**** Records provided ****

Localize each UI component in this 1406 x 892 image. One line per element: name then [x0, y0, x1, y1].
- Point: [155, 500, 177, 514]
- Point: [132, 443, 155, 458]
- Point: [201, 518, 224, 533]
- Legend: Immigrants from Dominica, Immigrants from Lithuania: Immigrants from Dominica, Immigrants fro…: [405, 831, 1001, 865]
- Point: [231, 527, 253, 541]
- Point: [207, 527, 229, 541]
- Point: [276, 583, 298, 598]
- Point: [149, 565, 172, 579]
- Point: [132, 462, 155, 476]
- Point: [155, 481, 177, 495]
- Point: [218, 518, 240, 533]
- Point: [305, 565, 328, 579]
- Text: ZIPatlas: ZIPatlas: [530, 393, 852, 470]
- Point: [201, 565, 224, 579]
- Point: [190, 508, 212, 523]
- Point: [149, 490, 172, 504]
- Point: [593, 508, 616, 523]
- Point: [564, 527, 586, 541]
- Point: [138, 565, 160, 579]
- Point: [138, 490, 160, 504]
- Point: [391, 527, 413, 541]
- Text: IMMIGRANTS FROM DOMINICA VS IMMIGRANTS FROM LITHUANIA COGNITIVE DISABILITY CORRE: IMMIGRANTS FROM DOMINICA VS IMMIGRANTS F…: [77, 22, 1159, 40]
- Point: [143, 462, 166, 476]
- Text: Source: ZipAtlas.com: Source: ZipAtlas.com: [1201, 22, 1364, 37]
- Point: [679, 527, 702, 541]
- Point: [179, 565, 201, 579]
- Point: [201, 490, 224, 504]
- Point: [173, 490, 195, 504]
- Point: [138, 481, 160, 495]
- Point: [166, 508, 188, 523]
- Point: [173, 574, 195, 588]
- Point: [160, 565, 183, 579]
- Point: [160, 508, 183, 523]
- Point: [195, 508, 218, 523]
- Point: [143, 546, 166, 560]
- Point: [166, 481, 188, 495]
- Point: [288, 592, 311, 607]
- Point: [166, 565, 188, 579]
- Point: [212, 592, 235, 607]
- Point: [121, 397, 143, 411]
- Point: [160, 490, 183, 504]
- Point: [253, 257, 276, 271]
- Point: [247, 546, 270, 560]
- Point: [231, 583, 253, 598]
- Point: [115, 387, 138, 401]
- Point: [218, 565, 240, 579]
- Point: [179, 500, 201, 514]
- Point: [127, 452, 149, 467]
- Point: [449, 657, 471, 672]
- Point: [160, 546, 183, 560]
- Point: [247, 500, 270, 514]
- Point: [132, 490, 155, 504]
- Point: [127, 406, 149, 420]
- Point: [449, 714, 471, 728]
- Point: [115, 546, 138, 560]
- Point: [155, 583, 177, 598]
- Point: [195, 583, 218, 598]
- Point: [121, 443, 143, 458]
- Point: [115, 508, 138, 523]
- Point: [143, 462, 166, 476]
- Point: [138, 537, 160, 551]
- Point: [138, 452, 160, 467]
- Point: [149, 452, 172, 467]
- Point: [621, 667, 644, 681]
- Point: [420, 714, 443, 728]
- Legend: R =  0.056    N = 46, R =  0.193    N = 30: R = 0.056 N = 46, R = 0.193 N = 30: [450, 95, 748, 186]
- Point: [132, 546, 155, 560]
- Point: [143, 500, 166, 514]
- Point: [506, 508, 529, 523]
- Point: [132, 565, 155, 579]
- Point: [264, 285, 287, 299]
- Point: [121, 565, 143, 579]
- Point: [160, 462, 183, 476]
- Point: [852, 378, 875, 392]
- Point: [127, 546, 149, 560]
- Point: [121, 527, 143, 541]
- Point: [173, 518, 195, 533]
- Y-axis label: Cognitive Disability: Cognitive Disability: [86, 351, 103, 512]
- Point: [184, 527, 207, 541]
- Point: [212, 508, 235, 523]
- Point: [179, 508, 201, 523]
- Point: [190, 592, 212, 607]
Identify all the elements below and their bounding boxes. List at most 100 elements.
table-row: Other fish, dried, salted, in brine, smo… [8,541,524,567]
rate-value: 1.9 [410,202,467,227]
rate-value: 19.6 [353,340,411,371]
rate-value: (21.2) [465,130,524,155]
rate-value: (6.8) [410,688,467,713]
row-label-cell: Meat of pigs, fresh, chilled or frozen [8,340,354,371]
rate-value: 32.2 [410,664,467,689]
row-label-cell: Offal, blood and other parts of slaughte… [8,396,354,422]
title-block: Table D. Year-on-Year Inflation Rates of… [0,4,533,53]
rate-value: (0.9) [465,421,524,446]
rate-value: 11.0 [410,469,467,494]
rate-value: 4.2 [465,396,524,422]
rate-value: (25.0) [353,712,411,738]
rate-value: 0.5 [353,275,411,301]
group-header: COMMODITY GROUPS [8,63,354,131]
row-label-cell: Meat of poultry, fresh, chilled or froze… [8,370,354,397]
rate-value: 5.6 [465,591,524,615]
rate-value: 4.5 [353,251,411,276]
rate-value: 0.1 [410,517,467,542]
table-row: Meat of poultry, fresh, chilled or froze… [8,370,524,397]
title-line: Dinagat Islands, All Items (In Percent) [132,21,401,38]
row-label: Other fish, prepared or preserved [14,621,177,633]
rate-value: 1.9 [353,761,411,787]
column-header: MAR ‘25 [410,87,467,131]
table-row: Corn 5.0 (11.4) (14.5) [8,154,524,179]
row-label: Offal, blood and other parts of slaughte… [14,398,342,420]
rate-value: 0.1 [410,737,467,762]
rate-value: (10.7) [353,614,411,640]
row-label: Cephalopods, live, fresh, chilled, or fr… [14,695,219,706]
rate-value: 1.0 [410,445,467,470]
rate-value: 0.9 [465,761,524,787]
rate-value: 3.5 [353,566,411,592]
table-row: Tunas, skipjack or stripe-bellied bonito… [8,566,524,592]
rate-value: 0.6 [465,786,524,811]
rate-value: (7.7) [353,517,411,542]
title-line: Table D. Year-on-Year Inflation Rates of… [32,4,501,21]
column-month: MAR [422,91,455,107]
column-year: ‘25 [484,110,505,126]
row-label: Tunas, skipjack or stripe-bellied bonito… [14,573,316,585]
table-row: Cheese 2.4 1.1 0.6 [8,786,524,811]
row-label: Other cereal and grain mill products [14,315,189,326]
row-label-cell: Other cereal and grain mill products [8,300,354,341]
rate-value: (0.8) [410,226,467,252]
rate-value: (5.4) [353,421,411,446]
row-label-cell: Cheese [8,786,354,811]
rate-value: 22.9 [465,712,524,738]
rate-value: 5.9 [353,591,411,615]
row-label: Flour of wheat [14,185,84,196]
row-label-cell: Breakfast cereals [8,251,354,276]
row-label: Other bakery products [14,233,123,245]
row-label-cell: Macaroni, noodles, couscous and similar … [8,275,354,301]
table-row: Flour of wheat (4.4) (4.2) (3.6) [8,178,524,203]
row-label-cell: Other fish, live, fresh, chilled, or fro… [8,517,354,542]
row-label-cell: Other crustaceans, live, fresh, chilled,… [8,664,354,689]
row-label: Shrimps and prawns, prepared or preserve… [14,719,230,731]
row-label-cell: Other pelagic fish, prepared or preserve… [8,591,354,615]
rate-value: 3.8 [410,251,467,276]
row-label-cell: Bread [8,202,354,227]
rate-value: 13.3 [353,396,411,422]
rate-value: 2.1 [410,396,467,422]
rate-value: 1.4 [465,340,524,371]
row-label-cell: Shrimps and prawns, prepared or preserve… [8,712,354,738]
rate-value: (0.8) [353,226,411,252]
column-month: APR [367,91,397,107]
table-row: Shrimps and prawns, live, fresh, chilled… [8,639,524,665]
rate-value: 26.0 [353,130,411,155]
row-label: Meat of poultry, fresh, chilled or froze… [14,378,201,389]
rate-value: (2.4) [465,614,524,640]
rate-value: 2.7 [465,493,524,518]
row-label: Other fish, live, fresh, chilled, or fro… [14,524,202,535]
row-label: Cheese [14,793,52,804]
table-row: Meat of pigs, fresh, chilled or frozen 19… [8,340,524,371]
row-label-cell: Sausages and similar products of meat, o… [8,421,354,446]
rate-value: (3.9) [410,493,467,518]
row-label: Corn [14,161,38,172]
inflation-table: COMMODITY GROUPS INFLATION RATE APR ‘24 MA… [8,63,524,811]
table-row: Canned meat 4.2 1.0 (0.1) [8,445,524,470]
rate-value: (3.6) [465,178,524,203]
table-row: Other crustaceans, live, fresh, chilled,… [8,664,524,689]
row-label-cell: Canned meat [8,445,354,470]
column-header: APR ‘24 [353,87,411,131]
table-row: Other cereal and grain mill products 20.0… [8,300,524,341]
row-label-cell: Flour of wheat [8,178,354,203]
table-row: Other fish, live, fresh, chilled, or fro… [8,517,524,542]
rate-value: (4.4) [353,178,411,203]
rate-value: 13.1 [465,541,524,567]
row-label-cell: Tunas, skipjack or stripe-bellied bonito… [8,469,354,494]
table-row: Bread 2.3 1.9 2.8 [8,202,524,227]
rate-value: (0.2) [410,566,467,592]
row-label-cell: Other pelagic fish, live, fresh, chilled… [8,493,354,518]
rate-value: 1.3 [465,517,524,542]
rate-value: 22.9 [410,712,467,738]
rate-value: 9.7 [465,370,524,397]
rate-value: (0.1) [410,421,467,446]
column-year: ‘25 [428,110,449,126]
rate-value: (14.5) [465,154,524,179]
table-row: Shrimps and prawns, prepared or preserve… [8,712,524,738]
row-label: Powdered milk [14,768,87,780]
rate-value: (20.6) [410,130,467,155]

****

▶ Objective:
Can you quote, word for word, the stretch of material from its first line through the line containing "- Point: [449, 657, 471, 672]", including both of those lines?

▶ Answer to the problem:
Localize each UI component in this 1406 x 892 image. One line per element: name then [x0, y0, x1, y1].
- Point: [155, 500, 177, 514]
- Point: [132, 443, 155, 458]
- Point: [201, 518, 224, 533]
- Legend: Immigrants from Dominica, Immigrants from Lithuania: Immigrants from Dominica, Immigrants fro…: [405, 831, 1001, 865]
- Point: [231, 527, 253, 541]
- Point: [207, 527, 229, 541]
- Point: [276, 583, 298, 598]
- Point: [149, 565, 172, 579]
- Point: [132, 462, 155, 476]
- Point: [155, 481, 177, 495]
- Point: [218, 518, 240, 533]
- Point: [305, 565, 328, 579]
- Text: ZIPatlas: ZIPatlas: [530, 393, 852, 470]
- Point: [201, 565, 224, 579]
- Point: [190, 508, 212, 523]
- Point: [149, 490, 172, 504]
- Point: [593, 508, 616, 523]
- Point: [564, 527, 586, 541]
- Point: [138, 565, 160, 579]
- Point: [138, 490, 160, 504]
- Point: [391, 527, 413, 541]
- Text: IMMIGRANTS FROM DOMINICA VS IMMIGRANTS FROM LITHUANIA COGNITIVE DISABILITY CORRE: IMMIGRANTS FROM DOMINICA VS IMMIGRANTS F…: [77, 22, 1159, 40]
- Point: [143, 462, 166, 476]
- Text: Source: ZipAtlas.com: Source: ZipAtlas.com: [1201, 22, 1364, 37]
- Point: [679, 527, 702, 541]
- Point: [179, 565, 201, 579]
- Point: [201, 490, 224, 504]
- Point: [173, 490, 195, 504]
- Point: [138, 481, 160, 495]
- Point: [166, 508, 188, 523]
- Point: [173, 574, 195, 588]
- Point: [160, 565, 183, 579]
- Point: [160, 508, 183, 523]
- Point: [195, 508, 218, 523]
- Point: [143, 546, 166, 560]
- Point: [166, 481, 188, 495]
- Point: [288, 592, 311, 607]
- Point: [166, 565, 188, 579]
- Point: [212, 592, 235, 607]
- Point: [121, 397, 143, 411]
- Point: [160, 490, 183, 504]
- Point: [253, 257, 276, 271]
- Point: [247, 546, 270, 560]
- Point: [231, 583, 253, 598]
- Point: [115, 387, 138, 401]
- Point: [218, 565, 240, 579]
- Point: [179, 500, 201, 514]
- Point: [127, 452, 149, 467]
- Point: [449, 657, 471, 672]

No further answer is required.